### Exercice 1:
Recopiez à l'identique la partie des enregistrements qui s'ouvre sur leur toute première ligne et se ferme sur la ligne contenant « schedule-cell[interactable] — [533, 404, 559, 428] », ces deux lignes comprises.

### Extrait source:
S’il est une chose souvent louée concernant Docker c’est bien sa légèreté. L’utilisateur peut en effet s’étonner du peu de mémoire que consomme un container et de la rapidité du lancement de celui-ci. Ces performances sont dues à un procédé très astucieux: le copy-on-write (que nous appellerons CoW).
L’idée théorique est telle: partant du principe qu’une ressource partagée en lecture n’a pas besoin d’exister en plusieurs exemplaires, il est plus intéressant de la copier seulement si elle venait à être modifiée.
Nous nous intéresserons dans cet article à l’utilisation du CoW au sein de la gestion de la mémoire de fork()
via le kernel Linux. A noter que c’est un procédé qui trouve sa place parmi de multiples applications, par exemple en base données pour les transactions ou bien au sein du système de fichier Btrfs (qui parviendra peut-être un jour à remplacer ext4…).

### Liste des données:
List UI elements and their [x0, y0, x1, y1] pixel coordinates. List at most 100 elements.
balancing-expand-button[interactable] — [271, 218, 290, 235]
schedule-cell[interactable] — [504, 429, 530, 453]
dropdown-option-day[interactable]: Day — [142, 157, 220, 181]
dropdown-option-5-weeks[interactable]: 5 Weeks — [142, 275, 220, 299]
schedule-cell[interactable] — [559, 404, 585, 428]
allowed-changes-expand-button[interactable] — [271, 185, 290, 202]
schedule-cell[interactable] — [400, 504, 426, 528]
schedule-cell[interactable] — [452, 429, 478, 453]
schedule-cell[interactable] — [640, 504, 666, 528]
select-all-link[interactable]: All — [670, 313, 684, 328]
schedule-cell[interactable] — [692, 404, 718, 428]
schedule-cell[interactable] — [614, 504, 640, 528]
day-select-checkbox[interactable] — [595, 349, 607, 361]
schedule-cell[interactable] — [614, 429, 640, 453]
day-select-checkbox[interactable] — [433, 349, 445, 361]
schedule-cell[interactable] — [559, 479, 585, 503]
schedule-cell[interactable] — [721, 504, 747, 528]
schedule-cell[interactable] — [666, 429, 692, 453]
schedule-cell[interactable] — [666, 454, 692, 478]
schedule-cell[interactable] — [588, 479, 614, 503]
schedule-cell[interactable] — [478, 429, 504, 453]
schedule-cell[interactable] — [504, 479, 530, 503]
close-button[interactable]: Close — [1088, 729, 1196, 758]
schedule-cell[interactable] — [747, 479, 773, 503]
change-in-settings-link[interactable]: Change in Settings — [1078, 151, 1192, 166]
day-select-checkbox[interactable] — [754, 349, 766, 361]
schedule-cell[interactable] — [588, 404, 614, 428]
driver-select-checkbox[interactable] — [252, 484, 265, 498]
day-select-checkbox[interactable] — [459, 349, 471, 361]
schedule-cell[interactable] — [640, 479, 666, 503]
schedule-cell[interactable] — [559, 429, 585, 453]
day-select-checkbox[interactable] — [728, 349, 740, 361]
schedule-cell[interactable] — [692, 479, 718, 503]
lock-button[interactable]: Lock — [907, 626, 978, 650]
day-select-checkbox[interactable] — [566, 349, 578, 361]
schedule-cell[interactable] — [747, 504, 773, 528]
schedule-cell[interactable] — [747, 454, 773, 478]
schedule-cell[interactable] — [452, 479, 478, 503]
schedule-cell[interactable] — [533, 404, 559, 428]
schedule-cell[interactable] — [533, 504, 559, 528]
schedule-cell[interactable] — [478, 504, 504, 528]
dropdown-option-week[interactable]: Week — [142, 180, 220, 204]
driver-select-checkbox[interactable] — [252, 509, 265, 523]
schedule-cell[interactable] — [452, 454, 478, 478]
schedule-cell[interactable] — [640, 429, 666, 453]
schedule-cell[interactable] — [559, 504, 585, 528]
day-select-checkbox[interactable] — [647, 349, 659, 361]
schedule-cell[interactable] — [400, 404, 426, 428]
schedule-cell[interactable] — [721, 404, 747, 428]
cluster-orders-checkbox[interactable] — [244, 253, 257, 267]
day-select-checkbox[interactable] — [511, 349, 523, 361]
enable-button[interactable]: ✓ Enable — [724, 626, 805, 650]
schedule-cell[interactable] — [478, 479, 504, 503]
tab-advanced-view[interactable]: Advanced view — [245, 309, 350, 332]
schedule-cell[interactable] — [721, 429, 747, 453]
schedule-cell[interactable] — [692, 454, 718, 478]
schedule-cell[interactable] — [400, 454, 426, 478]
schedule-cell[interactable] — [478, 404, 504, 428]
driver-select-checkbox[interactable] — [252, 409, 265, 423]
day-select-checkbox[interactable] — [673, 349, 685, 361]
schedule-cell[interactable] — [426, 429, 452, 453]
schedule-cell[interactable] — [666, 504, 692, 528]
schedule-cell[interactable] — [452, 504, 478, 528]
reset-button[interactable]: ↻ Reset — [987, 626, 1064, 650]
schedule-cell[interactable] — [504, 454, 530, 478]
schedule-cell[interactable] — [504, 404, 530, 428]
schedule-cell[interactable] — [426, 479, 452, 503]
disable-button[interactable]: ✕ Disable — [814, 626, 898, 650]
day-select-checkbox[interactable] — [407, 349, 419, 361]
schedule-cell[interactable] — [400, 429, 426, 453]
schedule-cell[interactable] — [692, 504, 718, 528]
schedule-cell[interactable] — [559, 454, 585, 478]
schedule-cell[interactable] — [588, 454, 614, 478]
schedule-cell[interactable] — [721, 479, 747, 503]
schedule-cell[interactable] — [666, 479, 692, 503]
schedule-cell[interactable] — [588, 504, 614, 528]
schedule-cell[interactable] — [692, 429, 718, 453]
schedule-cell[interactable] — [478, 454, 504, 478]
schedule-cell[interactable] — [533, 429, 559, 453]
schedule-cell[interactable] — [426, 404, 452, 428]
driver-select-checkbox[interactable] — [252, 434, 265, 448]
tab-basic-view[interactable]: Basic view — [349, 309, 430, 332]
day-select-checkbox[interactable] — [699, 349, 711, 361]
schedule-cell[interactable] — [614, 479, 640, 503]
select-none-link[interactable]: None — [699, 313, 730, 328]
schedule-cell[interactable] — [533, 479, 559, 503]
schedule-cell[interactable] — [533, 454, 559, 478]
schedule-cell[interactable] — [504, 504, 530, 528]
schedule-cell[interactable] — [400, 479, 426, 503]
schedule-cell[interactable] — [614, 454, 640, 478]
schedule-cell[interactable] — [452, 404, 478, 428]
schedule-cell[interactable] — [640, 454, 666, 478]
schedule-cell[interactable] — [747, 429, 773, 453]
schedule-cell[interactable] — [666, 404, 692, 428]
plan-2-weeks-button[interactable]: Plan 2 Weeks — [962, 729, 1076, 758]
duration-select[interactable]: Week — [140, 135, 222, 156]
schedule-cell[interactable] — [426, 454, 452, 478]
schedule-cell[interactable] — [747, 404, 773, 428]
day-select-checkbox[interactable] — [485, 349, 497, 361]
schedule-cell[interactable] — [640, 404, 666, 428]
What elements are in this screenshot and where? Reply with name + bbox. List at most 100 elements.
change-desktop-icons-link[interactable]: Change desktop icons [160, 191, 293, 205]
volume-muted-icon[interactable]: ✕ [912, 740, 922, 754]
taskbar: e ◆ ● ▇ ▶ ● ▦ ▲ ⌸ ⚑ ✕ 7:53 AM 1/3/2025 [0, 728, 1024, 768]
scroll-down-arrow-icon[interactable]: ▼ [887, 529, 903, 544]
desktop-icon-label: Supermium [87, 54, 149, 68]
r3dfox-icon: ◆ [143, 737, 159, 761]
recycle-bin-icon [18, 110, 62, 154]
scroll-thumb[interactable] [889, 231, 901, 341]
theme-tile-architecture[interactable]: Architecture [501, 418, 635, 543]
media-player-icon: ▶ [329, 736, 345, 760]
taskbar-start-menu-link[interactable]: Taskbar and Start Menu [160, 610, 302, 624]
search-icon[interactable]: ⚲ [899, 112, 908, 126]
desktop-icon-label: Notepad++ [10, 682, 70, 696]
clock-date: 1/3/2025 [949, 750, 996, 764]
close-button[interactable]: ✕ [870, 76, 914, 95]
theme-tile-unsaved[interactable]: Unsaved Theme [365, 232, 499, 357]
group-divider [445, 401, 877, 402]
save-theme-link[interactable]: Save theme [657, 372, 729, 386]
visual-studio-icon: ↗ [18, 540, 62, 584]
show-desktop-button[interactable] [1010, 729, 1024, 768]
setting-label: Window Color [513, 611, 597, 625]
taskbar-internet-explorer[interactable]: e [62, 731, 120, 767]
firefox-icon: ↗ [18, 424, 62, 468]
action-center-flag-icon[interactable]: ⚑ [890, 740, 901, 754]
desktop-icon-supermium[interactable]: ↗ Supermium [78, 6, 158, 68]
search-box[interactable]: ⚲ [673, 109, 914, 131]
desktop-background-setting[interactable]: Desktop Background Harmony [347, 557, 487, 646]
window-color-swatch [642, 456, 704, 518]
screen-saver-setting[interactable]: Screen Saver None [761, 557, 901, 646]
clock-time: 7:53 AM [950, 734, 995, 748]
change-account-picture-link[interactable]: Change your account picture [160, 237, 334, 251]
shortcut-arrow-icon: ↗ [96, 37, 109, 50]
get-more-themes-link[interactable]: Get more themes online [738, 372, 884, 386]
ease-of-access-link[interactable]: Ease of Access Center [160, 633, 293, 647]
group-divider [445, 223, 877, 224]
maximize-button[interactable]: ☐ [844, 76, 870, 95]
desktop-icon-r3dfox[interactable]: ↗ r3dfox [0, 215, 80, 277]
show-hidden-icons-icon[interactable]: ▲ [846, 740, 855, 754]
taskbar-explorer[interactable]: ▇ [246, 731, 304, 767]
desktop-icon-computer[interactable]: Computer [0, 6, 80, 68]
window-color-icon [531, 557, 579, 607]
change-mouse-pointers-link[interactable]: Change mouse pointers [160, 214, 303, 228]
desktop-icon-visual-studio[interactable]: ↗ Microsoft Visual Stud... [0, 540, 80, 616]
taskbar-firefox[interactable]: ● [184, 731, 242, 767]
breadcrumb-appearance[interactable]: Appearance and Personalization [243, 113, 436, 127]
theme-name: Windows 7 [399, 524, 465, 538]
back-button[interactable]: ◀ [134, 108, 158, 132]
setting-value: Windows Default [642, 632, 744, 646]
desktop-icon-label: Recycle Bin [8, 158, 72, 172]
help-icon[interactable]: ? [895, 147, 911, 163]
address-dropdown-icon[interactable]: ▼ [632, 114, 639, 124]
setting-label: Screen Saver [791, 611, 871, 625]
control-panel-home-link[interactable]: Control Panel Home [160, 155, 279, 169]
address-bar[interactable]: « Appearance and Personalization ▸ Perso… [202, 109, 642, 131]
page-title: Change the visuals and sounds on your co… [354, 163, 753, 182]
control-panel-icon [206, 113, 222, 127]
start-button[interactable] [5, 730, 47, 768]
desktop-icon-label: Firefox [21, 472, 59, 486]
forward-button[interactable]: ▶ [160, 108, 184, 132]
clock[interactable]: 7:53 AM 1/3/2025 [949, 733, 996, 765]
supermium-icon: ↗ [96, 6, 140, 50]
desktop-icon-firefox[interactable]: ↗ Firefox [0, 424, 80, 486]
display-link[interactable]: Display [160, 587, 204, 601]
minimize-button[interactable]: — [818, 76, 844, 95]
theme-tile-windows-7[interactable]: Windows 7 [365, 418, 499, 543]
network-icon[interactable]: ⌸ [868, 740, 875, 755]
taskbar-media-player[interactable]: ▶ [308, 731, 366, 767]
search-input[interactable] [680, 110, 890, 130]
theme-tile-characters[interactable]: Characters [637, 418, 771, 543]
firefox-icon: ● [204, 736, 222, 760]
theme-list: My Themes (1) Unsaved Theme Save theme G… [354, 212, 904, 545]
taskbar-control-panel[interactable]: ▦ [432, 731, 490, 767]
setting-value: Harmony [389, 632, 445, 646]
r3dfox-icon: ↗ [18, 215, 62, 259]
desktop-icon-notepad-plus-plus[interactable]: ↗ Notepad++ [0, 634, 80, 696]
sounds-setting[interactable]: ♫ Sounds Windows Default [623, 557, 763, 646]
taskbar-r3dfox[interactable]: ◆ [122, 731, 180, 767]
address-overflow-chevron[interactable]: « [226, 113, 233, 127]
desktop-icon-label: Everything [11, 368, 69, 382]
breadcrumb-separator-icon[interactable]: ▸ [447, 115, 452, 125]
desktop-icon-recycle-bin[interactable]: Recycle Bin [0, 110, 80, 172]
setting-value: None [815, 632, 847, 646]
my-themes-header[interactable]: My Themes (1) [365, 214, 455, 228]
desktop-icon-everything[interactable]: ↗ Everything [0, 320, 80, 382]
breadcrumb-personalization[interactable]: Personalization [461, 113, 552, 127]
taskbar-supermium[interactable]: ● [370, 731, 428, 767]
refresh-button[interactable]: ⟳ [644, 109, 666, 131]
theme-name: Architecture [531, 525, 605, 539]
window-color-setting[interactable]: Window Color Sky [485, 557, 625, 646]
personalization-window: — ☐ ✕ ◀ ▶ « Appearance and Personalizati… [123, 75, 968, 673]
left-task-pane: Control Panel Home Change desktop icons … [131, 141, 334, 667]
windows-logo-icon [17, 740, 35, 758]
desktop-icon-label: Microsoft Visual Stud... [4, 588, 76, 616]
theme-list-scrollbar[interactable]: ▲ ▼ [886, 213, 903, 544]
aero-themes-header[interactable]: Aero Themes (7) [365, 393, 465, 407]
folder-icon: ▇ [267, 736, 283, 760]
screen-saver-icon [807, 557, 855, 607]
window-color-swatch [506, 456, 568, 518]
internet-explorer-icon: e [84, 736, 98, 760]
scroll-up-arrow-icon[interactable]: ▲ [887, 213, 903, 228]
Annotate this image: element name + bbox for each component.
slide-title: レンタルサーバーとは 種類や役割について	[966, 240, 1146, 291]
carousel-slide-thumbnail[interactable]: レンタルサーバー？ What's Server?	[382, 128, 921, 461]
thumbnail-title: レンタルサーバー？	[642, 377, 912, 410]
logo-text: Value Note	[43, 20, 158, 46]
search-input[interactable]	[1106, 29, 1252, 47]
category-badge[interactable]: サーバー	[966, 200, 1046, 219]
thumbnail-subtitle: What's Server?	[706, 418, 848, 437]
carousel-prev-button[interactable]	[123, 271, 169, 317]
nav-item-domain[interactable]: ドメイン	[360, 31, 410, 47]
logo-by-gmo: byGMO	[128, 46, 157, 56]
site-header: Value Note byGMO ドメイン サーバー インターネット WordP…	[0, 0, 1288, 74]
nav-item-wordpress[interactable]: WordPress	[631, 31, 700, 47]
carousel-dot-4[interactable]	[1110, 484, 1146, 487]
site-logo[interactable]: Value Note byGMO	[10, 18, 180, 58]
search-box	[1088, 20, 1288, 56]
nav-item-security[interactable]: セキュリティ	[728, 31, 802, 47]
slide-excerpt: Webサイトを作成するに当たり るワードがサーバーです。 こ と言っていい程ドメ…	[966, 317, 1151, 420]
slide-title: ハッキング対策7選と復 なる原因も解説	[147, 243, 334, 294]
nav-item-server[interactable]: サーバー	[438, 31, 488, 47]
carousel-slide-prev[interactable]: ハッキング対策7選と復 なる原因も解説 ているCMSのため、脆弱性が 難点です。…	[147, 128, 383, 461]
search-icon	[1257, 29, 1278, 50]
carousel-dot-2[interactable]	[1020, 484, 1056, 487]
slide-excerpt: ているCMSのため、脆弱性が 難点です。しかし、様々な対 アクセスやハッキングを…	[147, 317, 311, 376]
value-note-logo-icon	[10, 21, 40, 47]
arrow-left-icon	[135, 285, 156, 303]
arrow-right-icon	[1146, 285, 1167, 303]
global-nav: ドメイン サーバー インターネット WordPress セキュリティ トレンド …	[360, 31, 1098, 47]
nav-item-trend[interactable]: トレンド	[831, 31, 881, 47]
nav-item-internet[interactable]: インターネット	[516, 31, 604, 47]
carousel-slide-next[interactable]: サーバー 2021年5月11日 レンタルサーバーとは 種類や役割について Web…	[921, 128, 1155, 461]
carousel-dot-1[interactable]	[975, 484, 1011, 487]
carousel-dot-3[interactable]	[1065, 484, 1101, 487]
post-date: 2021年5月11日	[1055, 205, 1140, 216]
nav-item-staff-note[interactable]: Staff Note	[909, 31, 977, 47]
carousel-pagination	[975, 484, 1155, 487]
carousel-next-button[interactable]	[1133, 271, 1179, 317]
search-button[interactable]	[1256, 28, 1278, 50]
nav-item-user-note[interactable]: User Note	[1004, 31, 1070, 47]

### Exercice 2:
Comment condenser en une ou deux phrases le paragraphe de l'extrait sur le copy-on-write qui commence par « S'il est une chose souvent louée », en gardant ses faits principaux ?

### Réponse 1:
List UI elements and their [x0, y0, x1, y1] pixel coordinates. List at most 100 elements.
balancing-expand-button[interactable] — [271, 218, 290, 235]
schedule-cell[interactable] — [504, 429, 530, 453]
dropdown-option-day[interactable]: Day — [142, 157, 220, 181]
dropdown-option-5-weeks[interactable]: 5 Weeks — [142, 275, 220, 299]
schedule-cell[interactable] — [559, 404, 585, 428]
allowed-changes-expand-button[interactable] — [271, 185, 290, 202]
schedule-cell[interactable] — [400, 504, 426, 528]
schedule-cell[interactable] — [452, 429, 478, 453]
schedule-cell[interactable] — [640, 504, 666, 528]
select-all-link[interactable]: All — [670, 313, 684, 328]
schedule-cell[interactable] — [692, 404, 718, 428]
schedule-cell[interactable] — [614, 504, 640, 528]
day-select-checkbox[interactable] — [595, 349, 607, 361]
schedule-cell[interactable] — [614, 429, 640, 453]
day-select-checkbox[interactable] — [433, 349, 445, 361]
schedule-cell[interactable] — [559, 479, 585, 503]
schedule-cell[interactable] — [721, 504, 747, 528]
schedule-cell[interactable] — [666, 429, 692, 453]
schedule-cell[interactable] — [666, 454, 692, 478]
schedule-cell[interactable] — [588, 479, 614, 503]
schedule-cell[interactable] — [478, 429, 504, 453]
schedule-cell[interactable] — [504, 479, 530, 503]
close-button[interactable]: Close — [1088, 729, 1196, 758]
schedule-cell[interactable] — [747, 479, 773, 503]
change-in-settings-link[interactable]: Change in Settings — [1078, 151, 1192, 166]
day-select-checkbox[interactable] — [754, 349, 766, 361]
schedule-cell[interactable] — [588, 404, 614, 428]
driver-select-checkbox[interactable] — [252, 484, 265, 498]
day-select-checkbox[interactable] — [459, 349, 471, 361]
schedule-cell[interactable] — [640, 479, 666, 503]
schedule-cell[interactable] — [559, 429, 585, 453]
day-select-checkbox[interactable] — [728, 349, 740, 361]
schedule-cell[interactable] — [692, 479, 718, 503]
lock-button[interactable]: Lock — [907, 626, 978, 650]
day-select-checkbox[interactable] — [566, 349, 578, 361]
schedule-cell[interactable] — [747, 504, 773, 528]
schedule-cell[interactable] — [747, 454, 773, 478]
schedule-cell[interactable] — [452, 479, 478, 503]
schedule-cell[interactable] — [533, 404, 559, 428]

### Réponse 2:
Docker est apprécié pour sa légèreté : un container consomme peu de mémoire et se lance rapidement. Ces performances reposent sur le copy-on-write (CoW).